> Task goal: Set out every one of the lines below as a Markdown table with two columns, Row and Line. Number each row and omit any blank lines.
+++++
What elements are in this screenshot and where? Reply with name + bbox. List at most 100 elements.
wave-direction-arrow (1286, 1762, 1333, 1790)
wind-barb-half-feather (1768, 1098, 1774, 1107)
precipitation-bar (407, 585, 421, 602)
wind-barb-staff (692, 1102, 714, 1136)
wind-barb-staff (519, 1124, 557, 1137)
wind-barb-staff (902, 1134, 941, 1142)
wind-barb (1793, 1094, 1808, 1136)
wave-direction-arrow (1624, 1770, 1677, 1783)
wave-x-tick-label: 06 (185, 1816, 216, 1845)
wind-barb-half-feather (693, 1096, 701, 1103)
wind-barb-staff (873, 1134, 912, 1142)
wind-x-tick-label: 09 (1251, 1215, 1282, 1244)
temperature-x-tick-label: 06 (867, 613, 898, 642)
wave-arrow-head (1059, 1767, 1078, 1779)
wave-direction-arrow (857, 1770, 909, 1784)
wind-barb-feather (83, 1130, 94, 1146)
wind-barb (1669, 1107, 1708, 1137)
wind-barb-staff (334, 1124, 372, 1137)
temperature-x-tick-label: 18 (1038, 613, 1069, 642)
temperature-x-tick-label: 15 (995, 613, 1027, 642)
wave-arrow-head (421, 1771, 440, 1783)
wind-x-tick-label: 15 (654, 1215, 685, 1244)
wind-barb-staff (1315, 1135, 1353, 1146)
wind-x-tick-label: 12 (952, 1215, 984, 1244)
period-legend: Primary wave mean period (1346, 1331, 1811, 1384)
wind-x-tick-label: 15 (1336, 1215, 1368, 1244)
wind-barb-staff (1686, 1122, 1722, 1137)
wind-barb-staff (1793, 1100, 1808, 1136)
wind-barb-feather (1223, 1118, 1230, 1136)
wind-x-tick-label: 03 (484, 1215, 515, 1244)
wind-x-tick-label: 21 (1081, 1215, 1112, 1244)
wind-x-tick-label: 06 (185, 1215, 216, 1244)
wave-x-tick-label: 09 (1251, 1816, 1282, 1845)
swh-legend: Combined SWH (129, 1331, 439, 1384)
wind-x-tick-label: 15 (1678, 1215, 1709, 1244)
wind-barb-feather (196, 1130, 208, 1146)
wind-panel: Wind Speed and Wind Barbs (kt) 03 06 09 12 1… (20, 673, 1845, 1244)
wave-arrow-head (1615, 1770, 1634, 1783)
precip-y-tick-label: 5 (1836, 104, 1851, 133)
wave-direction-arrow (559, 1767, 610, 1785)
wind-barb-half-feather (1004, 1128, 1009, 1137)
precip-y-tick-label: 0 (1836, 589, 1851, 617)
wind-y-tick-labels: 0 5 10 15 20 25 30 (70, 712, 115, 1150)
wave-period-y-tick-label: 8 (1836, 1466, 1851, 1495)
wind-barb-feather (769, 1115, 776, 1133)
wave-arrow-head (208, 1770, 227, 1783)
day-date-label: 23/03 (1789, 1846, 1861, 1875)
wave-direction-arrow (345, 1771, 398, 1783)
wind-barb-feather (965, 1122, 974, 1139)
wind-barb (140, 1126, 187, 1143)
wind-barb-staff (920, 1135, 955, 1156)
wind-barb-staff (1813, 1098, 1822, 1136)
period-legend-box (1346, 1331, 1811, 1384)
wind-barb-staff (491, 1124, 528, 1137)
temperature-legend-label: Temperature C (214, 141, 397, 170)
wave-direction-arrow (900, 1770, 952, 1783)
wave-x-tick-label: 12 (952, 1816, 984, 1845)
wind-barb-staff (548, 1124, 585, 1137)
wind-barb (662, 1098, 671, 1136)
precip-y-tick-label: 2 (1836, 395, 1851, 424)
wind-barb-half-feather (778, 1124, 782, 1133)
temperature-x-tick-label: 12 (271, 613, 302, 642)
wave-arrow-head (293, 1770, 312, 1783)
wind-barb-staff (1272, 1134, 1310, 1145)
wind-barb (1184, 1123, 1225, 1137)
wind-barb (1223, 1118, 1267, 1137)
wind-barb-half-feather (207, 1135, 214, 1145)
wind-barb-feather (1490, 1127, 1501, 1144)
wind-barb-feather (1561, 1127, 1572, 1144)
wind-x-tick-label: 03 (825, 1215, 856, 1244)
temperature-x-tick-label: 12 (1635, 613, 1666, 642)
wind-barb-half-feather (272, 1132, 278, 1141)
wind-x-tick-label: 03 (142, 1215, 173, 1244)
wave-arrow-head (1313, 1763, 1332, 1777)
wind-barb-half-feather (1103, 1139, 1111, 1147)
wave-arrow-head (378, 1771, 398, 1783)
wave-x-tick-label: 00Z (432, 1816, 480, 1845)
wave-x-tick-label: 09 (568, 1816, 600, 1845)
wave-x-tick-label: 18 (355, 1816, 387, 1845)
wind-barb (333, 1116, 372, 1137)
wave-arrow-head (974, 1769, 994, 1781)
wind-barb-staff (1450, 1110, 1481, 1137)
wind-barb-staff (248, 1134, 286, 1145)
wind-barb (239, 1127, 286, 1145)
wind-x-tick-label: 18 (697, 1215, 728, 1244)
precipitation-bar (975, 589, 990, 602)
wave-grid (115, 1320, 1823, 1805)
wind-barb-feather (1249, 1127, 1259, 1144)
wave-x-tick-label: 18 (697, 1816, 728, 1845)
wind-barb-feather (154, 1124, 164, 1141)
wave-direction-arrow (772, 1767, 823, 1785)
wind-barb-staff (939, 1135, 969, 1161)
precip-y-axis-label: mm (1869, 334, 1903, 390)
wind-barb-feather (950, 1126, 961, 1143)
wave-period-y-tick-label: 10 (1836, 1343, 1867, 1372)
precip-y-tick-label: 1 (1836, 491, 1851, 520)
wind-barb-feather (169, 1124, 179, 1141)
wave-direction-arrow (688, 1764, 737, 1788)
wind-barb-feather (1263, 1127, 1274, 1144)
+++++
> Solution:
| Row | Line |
|---|---|
| 1 | What elements are in this screenshot and where? Reply with name + bbox. List at most 100 elements. |
| 2 | wave-direction-arrow (1286, 1762, 1333, 1790) |
| 3 | wind-barb-half-feather (1768, 1098, 1774, 1107) |
| 4 | precipitation-bar (407, 585, 421, 602) |
| 5 | wind-barb-staff (692, 1102, 714, 1136) |
| 6 | wind-barb-staff (519, 1124, 557, 1137) |
| 7 | wind-barb-staff (902, 1134, 941, 1142) |
| 8 | wind-barb (1793, 1094, 1808, 1136) |
| 9 | wave-direction-arrow (1624, 1770, 1677, 1783) |
| 10 | wave-x-tick-label: 06 (185, 1816, 216, 1845) |
| 11 | wind-barb-half-feather (693, 1096, 701, 1103) |
| 12 | wind-barb-staff (873, 1134, 912, 1142) |
| 13 | wind-x-tick-label: 09 (1251, 1215, 1282, 1244) |
| 14 | temperature-x-tick-label: 06 (867, 613, 898, 642) |
| 15 | wave-arrow-head (1059, 1767, 1078, 1779) |
| 16 | wave-direction-arrow (857, 1770, 909, 1784) |
| 17 | wind-barb-feather (83, 1130, 94, 1146) |
| 18 | wind-barb (1669, 1107, 1708, 1137) |
| 19 | wind-barb-staff (334, 1124, 372, 1137) |
| 20 | temperature-x-tick-label: 18 (1038, 613, 1069, 642) |
| 21 | temperature-x-tick-label: 15 (995, 613, 1027, 642) |
| 22 | wave-arrow-head (421, 1771, 440, 1783) |
| 23 | wind-x-tick-label: 15 (654, 1215, 685, 1244) |
| 24 | wind-barb-staff (1315, 1135, 1353, 1146) |
| 25 | wind-x-tick-label: 12 (952, 1215, 984, 1244) |
| 26 | period-legend: Primary wave mean period (1346, 1331, 1811, 1384) |
| 27 | wind-x-tick-label: 15 (1336, 1215, 1368, 1244) |
| 28 | wind-barb-staff (1686, 1122, 1722, 1137) |
| 29 | wind-barb-staff (1793, 1100, 1808, 1136) |
| 30 | wind-barb-feather (1223, 1118, 1230, 1136) |
| 31 | wind-x-tick-label: 03 (484, 1215, 515, 1244) |
| 32 | wind-x-tick-label: 21 (1081, 1215, 1112, 1244) |
| 33 | wind-x-tick-label: 06 (185, 1215, 216, 1244) |
| 34 | wave-x-tick-label: 09 (1251, 1816, 1282, 1845) |
| 35 | swh-legend: Combined SWH (129, 1331, 439, 1384) |
| 36 | wind-x-tick-label: 15 (1678, 1215, 1709, 1244) |
| 37 | wind-barb-feather (196, 1130, 208, 1146) |
| 38 | wind-panel: Wind Speed and Wind Barbs (kt) 03 06 09 12 1… (20, 673, 1845, 1244) |
| 39 | wave-arrow-head (1615, 1770, 1634, 1783) |
| 40 | precip-y-tick-label: 5 (1836, 104, 1851, 133) |
| 41 | wave-direction-arrow (559, 1767, 610, 1785) |
| 42 | wind-barb-half-feather (1004, 1128, 1009, 1137) |
| 43 | precip-y-tick-label: 0 (1836, 589, 1851, 617) |
| 44 | wind-y-tick-labels: 0 5 10 15 20 25 30 (70, 712, 115, 1150) |
| 45 | wave-period-y-tick-label: 8 (1836, 1466, 1851, 1495) |
| 46 | wind-barb-feather (769, 1115, 776, 1133) |
| 47 | wave-arrow-head (208, 1770, 227, 1783) |
| 48 | day-date-label: 23/03 (1789, 1846, 1861, 1875) |
| 49 | wave-direction-arrow (345, 1771, 398, 1783) |
| 50 | wind-barb-feather (965, 1122, 974, 1139) |
| 51 | wind-barb (140, 1126, 187, 1143) |
| 52 | wind-barb-staff (920, 1135, 955, 1156) |
| 53 | wind-barb-staff (1813, 1098, 1822, 1136) |
| 54 | period-legend-box (1346, 1331, 1811, 1384) |
| 55 | wind-barb-staff (491, 1124, 528, 1137) |
| 56 | temperature-legend-label: Temperature C (214, 141, 397, 170) |
| 57 | wave-direction-arrow (900, 1770, 952, 1783) |
| 58 | wave-x-tick-label: 12 (952, 1816, 984, 1845) |
| 59 | wind-barb-staff (548, 1124, 585, 1137) |
| 60 | wind-barb (662, 1098, 671, 1136) |
| 61 | precip-y-tick-label: 2 (1836, 395, 1851, 424) |
| 62 | wind-barb-half-feather (778, 1124, 782, 1133) |
| 63 | temperature-x-tick-label: 12 (271, 613, 302, 642) |
| 64 | wave-arrow-head (293, 1770, 312, 1783) |
| 65 | wind-barb-staff (1272, 1134, 1310, 1145) |
| 66 | wind-barb (1184, 1123, 1225, 1137) |
| 67 | wind-barb (1223, 1118, 1267, 1137) |
| 68 | wind-barb-half-feather (207, 1135, 214, 1145) |
| 69 | wind-barb-feather (1490, 1127, 1501, 1144) |
| 70 | wind-barb-feather (1561, 1127, 1572, 1144) |
| 71 | wind-x-tick-label: 03 (825, 1215, 856, 1244) |
| 72 | temperature-x-tick-label: 12 (1635, 613, 1666, 642) |
| 73 | wind-barb-half-feather (272, 1132, 278, 1141) |
| 74 | wind-x-tick-label: 03 (142, 1215, 173, 1244) |
| 75 | wave-arrow-head (1313, 1763, 1332, 1777) |
| 76 | wind-barb-half-feather (1103, 1139, 1111, 1147) |
| 77 | wave-arrow-head (378, 1771, 398, 1783) |
| 78 | wave-x-tick-label: 00Z (432, 1816, 480, 1845) |
| 79 | wave-x-tick-label: 09 (568, 1816, 600, 1845) |
| 80 | wave-x-tick-label: 18 (355, 1816, 387, 1845) |
| 81 | wind-barb (333, 1116, 372, 1137) |
| 82 | wave-arrow-head (974, 1769, 994, 1781) |
| 83 | wind-barb-staff (1450, 1110, 1481, 1137) |
| 84 | wind-barb-staff (248, 1134, 286, 1145) |
| 85 | wind-barb (239, 1127, 286, 1145) |
| 86 | wind-x-tick-label: 18 (697, 1215, 728, 1244) |
| 87 | precipitation-bar (975, 589, 990, 602) |
| 88 | wave-grid (115, 1320, 1823, 1805) |
| 89 | wind-barb-feather (1249, 1127, 1259, 1144) |
| 90 | wave-x-tick-label: 18 (697, 1816, 728, 1845) |
| 91 | wind-barb-feather (154, 1124, 164, 1141) |
| 92 | wave-direction-arrow (772, 1767, 823, 1785) |
| 93 | wind-barb-staff (939, 1135, 969, 1161) |
| 94 | precip-y-axis-label: mm (1869, 334, 1903, 390) |
| 95 | wind-barb-feather (950, 1126, 961, 1143) |
| 96 | wave-period-y-tick-label: 10 (1836, 1343, 1867, 1372) |
| 97 | precip-y-tick-label: 1 (1836, 491, 1851, 520) |
| 98 | wind-barb-feather (169, 1124, 179, 1141) |
| 99 | wave-direction-arrow (688, 1764, 737, 1788) |
| 100 | wind-barb-feather (1263, 1127, 1274, 1144) |